- _Provided data_

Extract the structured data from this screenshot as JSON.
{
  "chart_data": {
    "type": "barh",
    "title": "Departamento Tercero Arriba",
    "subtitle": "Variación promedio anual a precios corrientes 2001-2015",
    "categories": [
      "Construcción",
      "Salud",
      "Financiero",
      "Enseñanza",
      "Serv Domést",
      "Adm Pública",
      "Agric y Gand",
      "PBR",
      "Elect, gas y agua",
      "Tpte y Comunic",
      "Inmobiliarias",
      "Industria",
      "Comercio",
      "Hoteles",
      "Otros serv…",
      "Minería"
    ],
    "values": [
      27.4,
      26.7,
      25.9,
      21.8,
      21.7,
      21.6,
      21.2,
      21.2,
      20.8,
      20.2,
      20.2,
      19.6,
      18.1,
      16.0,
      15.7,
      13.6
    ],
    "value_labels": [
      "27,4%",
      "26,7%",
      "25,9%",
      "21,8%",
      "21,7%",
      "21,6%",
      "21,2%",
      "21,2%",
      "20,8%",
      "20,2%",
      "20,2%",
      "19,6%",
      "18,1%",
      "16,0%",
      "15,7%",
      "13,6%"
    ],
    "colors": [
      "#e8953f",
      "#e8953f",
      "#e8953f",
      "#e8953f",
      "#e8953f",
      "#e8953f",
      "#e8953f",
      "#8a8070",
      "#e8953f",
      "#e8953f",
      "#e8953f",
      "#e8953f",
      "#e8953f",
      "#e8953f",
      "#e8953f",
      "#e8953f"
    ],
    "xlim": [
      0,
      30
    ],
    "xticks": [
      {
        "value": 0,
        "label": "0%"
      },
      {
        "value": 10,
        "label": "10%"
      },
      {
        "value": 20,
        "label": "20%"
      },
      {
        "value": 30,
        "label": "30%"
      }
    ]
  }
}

- _Short task_
Give the entries again in full, exactly as they are written.

- _The completed task_
Extract the structured data from this screenshot as JSON.
{
  "chart_data": {
    "type": "barh",
    "title": "Departamento Tercero Arriba",
    "subtitle": "Variación promedio anual a precios corrientes 2001-2015",
    "categories": [
      "Construcción",
      "Salud",
      "Financiero",
      "Enseñanza",
      "Serv Domést",
      "Adm Pública",
      "Agric y Gand",
      "PBR",
      "Elect, gas y agua",
      "Tpte y Comunic",
      "Inmobiliarias",
      "Industria",
      "Comercio",
      "Hoteles",
      "Otros serv…",
      "Minería"
    ],
    "values": [
      27.4,
      26.7,
      25.9,
      21.8,
      21.7,
      21.6,
      21.2,
      21.2,
      20.8,
      20.2,
      20.2,
      19.6,
      18.1,
      16.0,
      15.7,
      13.6
    ],
    "value_labels": [
      "27,4%",
      "26,7%",
      "25,9%",
      "21,8%",
      "21,7%",
      "21,6%",
      "21,2%",
      "21,2%",
      "20,8%",
      "20,2%",
      "20,2%",
      "19,6%",
      "18,1%",
      "16,0%",
      "15,7%",
      "13,6%"
    ],
    "colors": [
      "#e8953f",
      "#e8953f",
      "#e8953f",
      "#e8953f",
      "#e8953f",
      "#e8953f",
      "#e8953f",
      "#8a8070",
      "#e8953f",
      "#e8953f",
      "#e8953f",
      "#e8953f",
      "#e8953f",
      "#e8953f",
      "#e8953f",
      "#e8953f"
    ],
    "xlim": [
      0,
      30
    ],
    "xticks": [
      {
        "value": 0,
        "label": "0%"
      },
      {
        "value": 10,
        "label": "10%"
      },
      {
        "value": 20,
        "label": "20%"
      },
      {
        "value": 30,
        "label": "30%"
      }
    ]
  }
}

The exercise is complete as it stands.